Data items:
────────
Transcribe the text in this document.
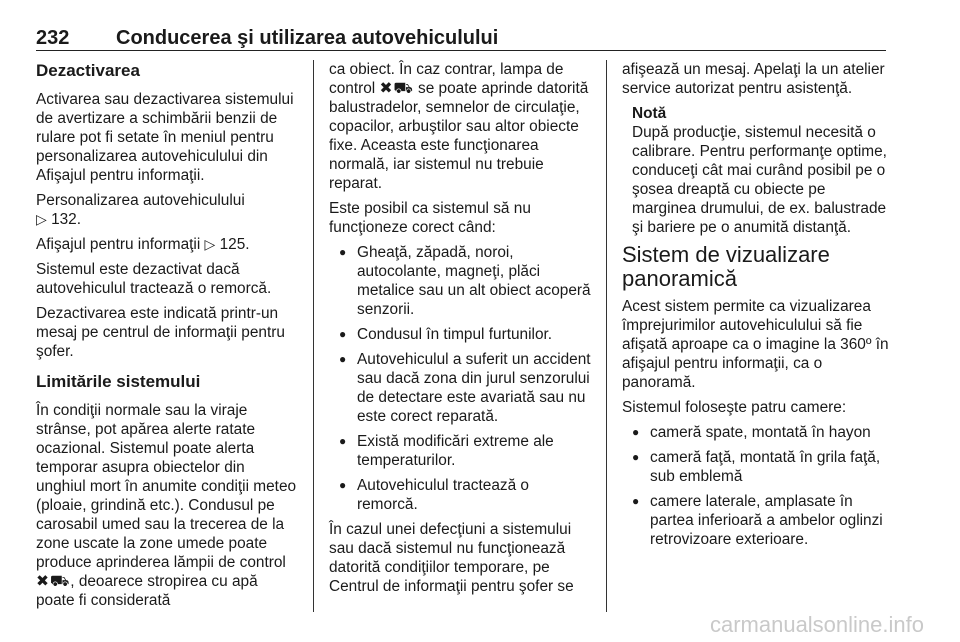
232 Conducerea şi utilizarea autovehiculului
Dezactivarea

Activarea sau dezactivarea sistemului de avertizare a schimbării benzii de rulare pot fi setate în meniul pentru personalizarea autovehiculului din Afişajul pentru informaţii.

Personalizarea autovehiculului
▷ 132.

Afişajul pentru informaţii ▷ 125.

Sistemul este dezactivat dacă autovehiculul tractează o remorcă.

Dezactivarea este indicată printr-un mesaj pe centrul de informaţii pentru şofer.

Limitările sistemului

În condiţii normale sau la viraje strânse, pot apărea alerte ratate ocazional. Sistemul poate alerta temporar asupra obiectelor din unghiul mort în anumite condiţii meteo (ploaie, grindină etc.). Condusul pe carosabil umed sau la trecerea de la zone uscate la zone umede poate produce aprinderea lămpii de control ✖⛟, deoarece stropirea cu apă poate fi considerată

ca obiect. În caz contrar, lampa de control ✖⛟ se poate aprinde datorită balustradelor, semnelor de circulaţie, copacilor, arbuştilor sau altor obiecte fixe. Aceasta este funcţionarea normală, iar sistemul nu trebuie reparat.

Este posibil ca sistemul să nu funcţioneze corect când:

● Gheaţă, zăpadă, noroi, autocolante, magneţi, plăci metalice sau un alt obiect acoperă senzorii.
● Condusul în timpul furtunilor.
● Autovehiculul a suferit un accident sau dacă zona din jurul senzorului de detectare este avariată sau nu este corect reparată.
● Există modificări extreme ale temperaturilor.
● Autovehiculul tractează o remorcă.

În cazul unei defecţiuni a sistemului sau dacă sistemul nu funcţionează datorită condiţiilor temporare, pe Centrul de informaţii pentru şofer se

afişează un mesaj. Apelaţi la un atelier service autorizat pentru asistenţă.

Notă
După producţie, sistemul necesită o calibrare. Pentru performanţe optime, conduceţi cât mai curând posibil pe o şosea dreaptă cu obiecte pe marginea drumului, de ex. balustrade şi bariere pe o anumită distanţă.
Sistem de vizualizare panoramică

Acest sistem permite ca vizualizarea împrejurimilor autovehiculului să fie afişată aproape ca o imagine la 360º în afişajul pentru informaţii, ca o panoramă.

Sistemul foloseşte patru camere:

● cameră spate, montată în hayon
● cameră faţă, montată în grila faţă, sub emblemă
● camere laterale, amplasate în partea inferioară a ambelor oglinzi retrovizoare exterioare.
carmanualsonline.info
────────
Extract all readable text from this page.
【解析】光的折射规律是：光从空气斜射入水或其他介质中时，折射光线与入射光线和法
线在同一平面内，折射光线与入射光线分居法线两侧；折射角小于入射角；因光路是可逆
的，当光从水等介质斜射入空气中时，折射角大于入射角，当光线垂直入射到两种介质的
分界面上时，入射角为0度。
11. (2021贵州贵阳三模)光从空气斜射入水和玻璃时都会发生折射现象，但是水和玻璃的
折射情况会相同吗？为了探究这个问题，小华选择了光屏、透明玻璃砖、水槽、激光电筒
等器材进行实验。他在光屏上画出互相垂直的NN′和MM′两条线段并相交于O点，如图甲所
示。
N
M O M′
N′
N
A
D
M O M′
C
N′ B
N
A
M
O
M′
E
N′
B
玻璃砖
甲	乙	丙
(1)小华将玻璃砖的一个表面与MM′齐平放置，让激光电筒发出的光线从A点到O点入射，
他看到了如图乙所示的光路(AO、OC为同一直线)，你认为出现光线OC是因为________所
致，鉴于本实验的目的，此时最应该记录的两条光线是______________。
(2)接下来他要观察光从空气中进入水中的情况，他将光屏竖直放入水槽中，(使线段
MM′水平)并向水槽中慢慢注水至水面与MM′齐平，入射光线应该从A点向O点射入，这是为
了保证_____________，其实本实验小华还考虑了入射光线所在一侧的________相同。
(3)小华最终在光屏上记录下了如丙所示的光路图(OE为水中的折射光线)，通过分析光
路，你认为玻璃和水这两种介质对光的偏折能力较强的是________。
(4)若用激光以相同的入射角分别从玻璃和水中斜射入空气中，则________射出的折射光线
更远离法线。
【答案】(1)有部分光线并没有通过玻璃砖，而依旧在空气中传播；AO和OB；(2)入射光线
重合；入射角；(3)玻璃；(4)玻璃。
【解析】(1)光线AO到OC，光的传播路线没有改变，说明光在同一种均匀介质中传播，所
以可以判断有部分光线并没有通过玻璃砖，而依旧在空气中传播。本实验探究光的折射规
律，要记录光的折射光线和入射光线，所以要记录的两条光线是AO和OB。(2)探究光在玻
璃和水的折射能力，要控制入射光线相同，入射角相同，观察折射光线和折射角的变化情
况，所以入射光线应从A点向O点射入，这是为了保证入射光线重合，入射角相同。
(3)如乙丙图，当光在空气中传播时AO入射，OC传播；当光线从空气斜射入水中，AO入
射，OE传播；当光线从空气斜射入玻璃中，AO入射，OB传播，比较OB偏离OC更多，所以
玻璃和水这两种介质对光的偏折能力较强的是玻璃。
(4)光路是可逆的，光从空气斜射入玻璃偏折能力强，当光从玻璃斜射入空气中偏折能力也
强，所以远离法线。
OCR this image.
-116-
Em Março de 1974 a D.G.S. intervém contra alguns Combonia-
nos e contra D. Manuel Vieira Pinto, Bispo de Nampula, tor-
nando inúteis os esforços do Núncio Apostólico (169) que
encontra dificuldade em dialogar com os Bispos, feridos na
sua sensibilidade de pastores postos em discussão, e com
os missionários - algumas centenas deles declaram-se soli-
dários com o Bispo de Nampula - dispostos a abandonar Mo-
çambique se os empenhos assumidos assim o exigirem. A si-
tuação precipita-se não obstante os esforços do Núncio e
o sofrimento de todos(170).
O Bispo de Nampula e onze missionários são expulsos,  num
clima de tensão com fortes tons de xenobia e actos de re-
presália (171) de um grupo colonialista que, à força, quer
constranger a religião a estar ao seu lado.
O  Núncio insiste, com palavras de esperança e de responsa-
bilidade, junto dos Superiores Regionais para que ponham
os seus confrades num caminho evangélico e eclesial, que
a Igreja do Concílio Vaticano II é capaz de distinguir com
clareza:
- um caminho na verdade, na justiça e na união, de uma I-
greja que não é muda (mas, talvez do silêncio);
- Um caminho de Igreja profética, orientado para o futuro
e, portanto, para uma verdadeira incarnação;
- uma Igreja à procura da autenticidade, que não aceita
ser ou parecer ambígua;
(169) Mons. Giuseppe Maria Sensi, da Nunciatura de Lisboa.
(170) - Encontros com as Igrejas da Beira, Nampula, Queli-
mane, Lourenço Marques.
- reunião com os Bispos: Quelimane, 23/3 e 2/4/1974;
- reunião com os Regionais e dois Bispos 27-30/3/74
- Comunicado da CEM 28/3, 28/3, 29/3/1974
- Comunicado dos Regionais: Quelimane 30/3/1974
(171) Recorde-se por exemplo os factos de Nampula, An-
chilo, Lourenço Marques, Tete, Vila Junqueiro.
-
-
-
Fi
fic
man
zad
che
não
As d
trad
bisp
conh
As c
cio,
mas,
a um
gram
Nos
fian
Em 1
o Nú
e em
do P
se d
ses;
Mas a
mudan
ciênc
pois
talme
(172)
────────
### [WORK TO BE COMPLETED]
Gather each line in the data that holds the string "esforços".

### [SOLUTION]
nando inúteis os esforços do Núncio Apostólico (169) que
tuação precipita-se não obstante os esforços do Núncio e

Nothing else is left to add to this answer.